• _Data records_
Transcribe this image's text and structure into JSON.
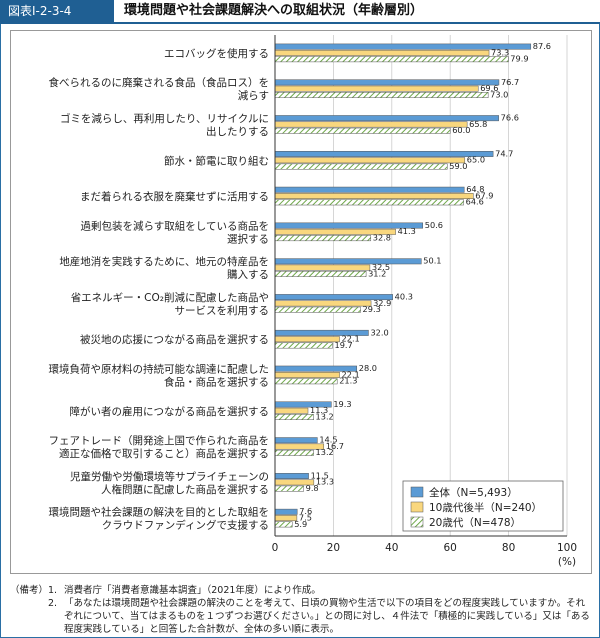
{
  "figure": {
    "tag": "図表Ⅰ-2-3-4",
    "title": "環境問題や社会課題解決への取組状況（年齢層別）"
  },
  "chart_data": {
    "type": "bar",
    "orientation": "horizontal",
    "categories": [
      [
        "エコバッグを使用する"
      ],
      [
        "食べられるのに廃棄される食品（食品ロス）を",
        "減らす"
      ],
      [
        "ゴミを減らし、再利用したり、リサイクルに",
        "出したりする"
      ],
      [
        "節水・節電に取り組む"
      ],
      [
        "まだ着られる衣服を廃棄せずに活用する"
      ],
      [
        "過剰包装を減らす取組をしている商品を",
        "選択する"
      ],
      [
        "地産地消を実践するために、地元の特産品を",
        "購入する"
      ],
      [
        "省エネルギー・CO₂削減に配慮した商品や",
        "サービスを利用する"
      ],
      [
        "被災地の応援につながる商品を選択する"
      ],
      [
        "環境負荷や原材料の持続可能な調達に配慮した",
        "食品・商品を選択する"
      ],
      [
        "障がい者の雇用につながる商品を選択する"
      ],
      [
        "フェアトレード（開発途上国で作られた商品を",
        "適正な価格で取引すること）商品を選択する"
      ],
      [
        "児童労働や労働環境等サプライチェーンの",
        "人権問題に配慮した商品を選択する"
      ],
      [
        "環境問題や社会課題の解決を目的とした取組を",
        "クラウドファンディングで支援する"
      ]
    ],
    "series": [
      {
        "name": "全体（N=5,493）",
        "color": "#5b9bd5",
        "pattern": "solid",
        "values": [
          87.6,
          76.7,
          76.6,
          74.7,
          64.8,
          50.6,
          50.1,
          40.3,
          32.0,
          28.0,
          19.3,
          14.5,
          11.5,
          7.6
        ]
      },
      {
        "name": "10歳代後半（N=240）",
        "color": "#f9d77e",
        "pattern": "solid",
        "values": [
          73.3,
          69.6,
          65.8,
          65.0,
          67.9,
          41.3,
          32.5,
          32.9,
          22.1,
          22.1,
          11.3,
          16.7,
          13.3,
          7.5
        ]
      },
      {
        "name": "20歳代（N=478）",
        "color": "#8cc063",
        "pattern": "hatch",
        "values": [
          79.9,
          73.0,
          60.0,
          59.0,
          64.6,
          32.8,
          31.2,
          29.3,
          19.7,
          21.3,
          13.2,
          13.2,
          9.8,
          5.9
        ]
      }
    ],
    "xlim": [
      0,
      100
    ],
    "xticks": [
      0,
      20,
      40,
      60,
      80,
      100
    ],
    "xlabel": "(%)",
    "legend_position": "bottom-right"
  },
  "notes": {
    "head": "（備考）",
    "items": [
      {
        "num": "1.",
        "text": "消費者庁「消費者意識基本調査」（2021年度）により作成。"
      },
      {
        "num": "2.",
        "text": "「あなたは環境問題や社会課題の解決のことを考えて、日頃の買物や生活で以下の項目をどの程度実践していますか。それぞれについて、当てはまるものを１つずつお選びください。」との問に対し、４件法で「積極的に実践している」又は「ある程度実践している」と回答した合計数が、全体の多い順に表示。"
      }
    ]
  }
}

• _PROBLEM_
Find how many lines in the listing hold "name", and reply with that number only.

• _THE RESULT_
3